** start **
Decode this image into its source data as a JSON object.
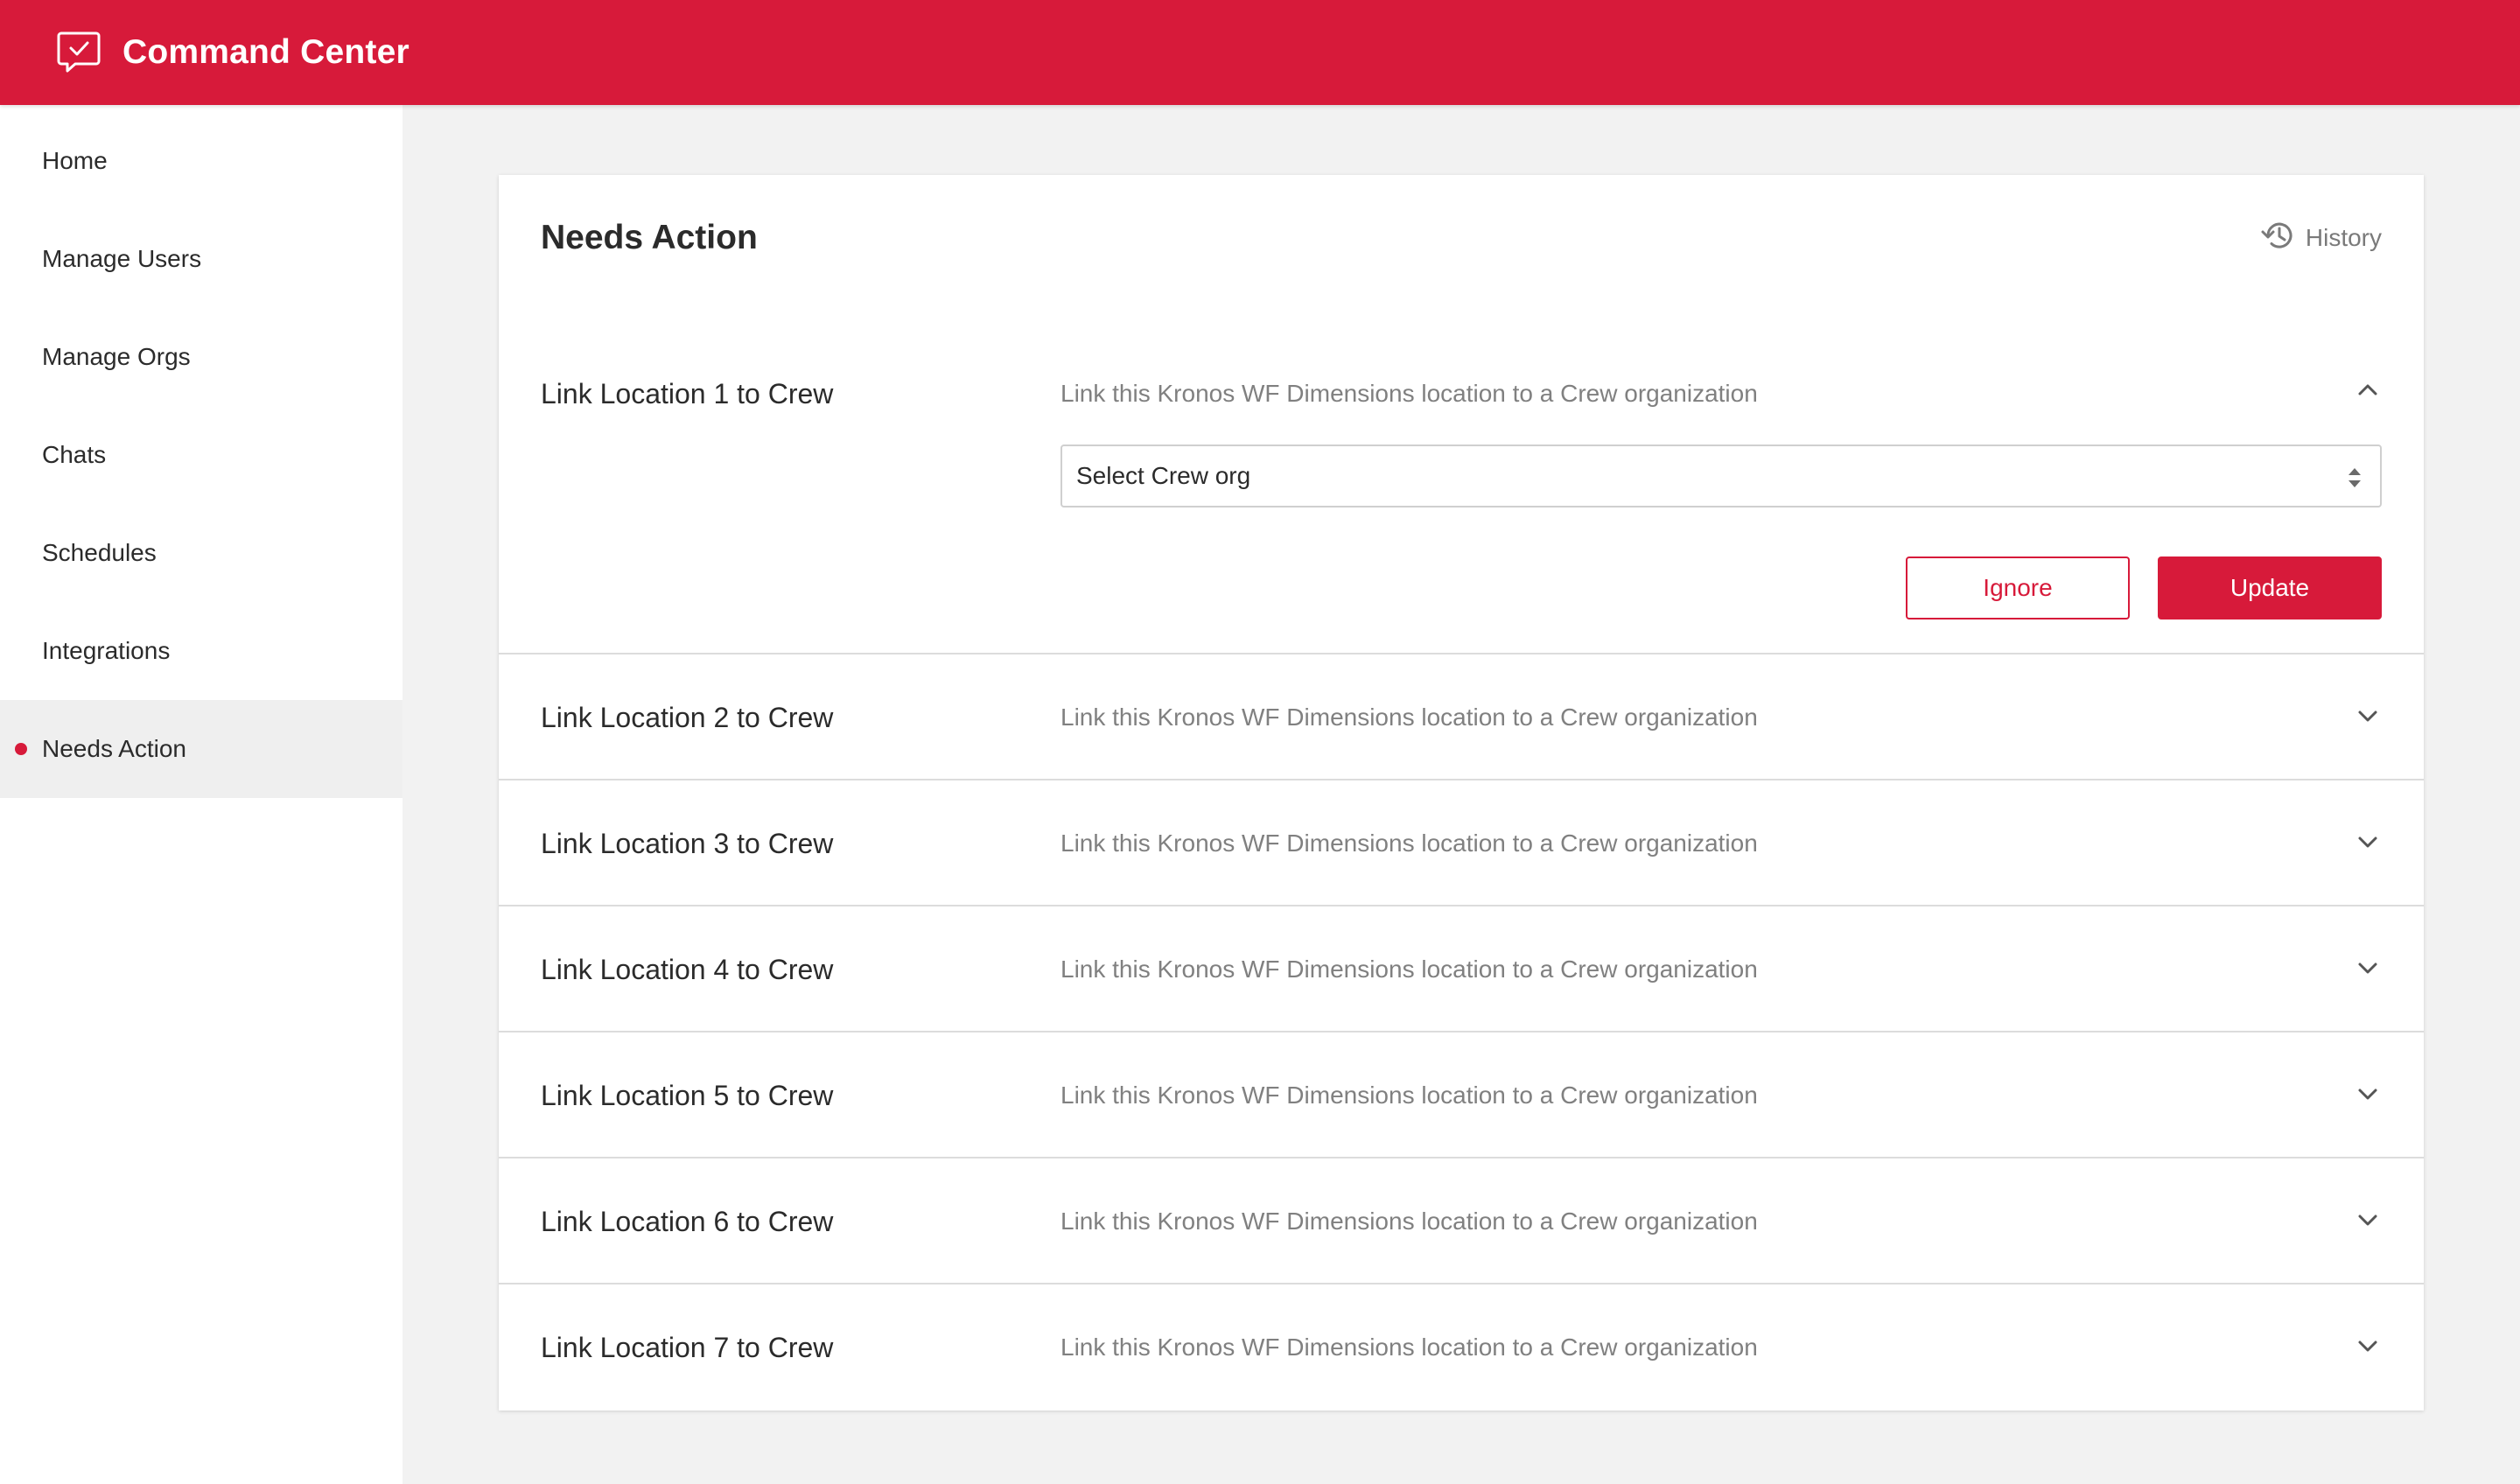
{
  "app": {
    "title": "Command Center",
    "logo_icon": "chat-check-icon"
  },
  "colors": {
    "brand": "#d71a3a",
    "text": "#2b2b2b",
    "muted": "#808080"
  },
  "sidebar": {
    "items": [
      {
        "label": "Home"
      },
      {
        "label": "Manage Users"
      },
      {
        "label": "Manage Orgs"
      },
      {
        "label": "Chats"
      },
      {
        "label": "Schedules"
      },
      {
        "label": "Integrations"
      },
      {
        "label": "Needs Action",
        "active": true
      }
    ]
  },
  "main": {
    "title": "Needs Action",
    "history_label": "History",
    "rows": [
      {
        "title": "Link Location 1 to Crew",
        "description": "Link this Kronos WF Dimensions location to a Crew organization",
        "expanded": true
      },
      {
        "title": "Link Location 2 to Crew",
        "description": "Link this Kronos WF Dimensions location to a Crew organization",
        "expanded": false
      },
      {
        "title": "Link Location 3 to Crew",
        "description": "Link this Kronos WF Dimensions location to a Crew organization",
        "expanded": false
      },
      {
        "title": "Link Location 4 to Crew",
        "description": "Link this Kronos WF Dimensions location to a Crew organization",
        "expanded": false
      },
      {
        "title": "Link Location 5 to Crew",
        "description": "Link this Kronos WF Dimensions location to a Crew organization",
        "expanded": false
      },
      {
        "title": "Link Location 6 to Crew",
        "description": "Link this Kronos WF Dimensions location to a Crew organization",
        "expanded": false
      },
      {
        "title": "Link Location 7 to Crew",
        "description": "Link this Kronos WF Dimensions location to a Crew organization",
        "expanded": false
      }
    ],
    "select": {
      "value": "Select Crew org"
    },
    "buttons": {
      "ignore": "Ignore",
      "update": "Update"
    }
  }
}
** end **
What you have to do: Leave out every picture and copy the rest of the records exactly.

Response:
Decode this image into its source data as a JSON object.
{
  "app": {
    "title": "Command Center",
    "logo_icon": "chat-check-icon"
  },
  "colors": {
    "brand": "#d71a3a",
    "text": "#2b2b2b",
    "muted": "#808080"
  },
  "sidebar": {
    "items": [
      {
        "label": "Home"
      },
      {
        "label": "Manage Users"
      },
      {
        "label": "Manage Orgs"
      },
      {
        "label": "Chats"
      },
      {
        "label": "Schedules"
      },
      {
        "label": "Integrations"
      },
      {
        "label": "Needs Action",
        "active": true
      }
    ]
  },
  "main": {
    "title": "Needs Action",
    "history_label": "History",
    "rows": [
      {
        "title": "Link Location 1 to Crew",
        "description": "Link this Kronos WF Dimensions location to a Crew organization",
        "expanded": true
      },
      {
        "title": "Link Location 2 to Crew",
        "description": "Link this Kronos WF Dimensions location to a Crew organization",
        "expanded": false
      },
      {
        "title": "Link Location 3 to Crew",
        "description": "Link this Kronos WF Dimensions location to a Crew organization",
        "expanded": false
      },
      {
        "title": "Link Location 4 to Crew",
        "description": "Link this Kronos WF Dimensions location to a Crew organization",
        "expanded": false
      },
      {
        "title": "Link Location 5 to Crew",
        "description": "Link this Kronos WF Dimensions location to a Crew organization",
        "expanded": false
      },
      {
        "title": "Link Location 6 to Crew",
        "description": "Link this Kronos WF Dimensions location to a Crew organization",
        "expanded": false
      },
      {
        "title": "Link Location 7 to Crew",
        "description": "Link this Kronos WF Dimensions location to a Crew organization",
        "expanded": false
      }
    ],
    "select": {
      "value": "Select Crew org"
    },
    "buttons": {
      "ignore": "Ignore",
      "update": "Update"
    }
  }
}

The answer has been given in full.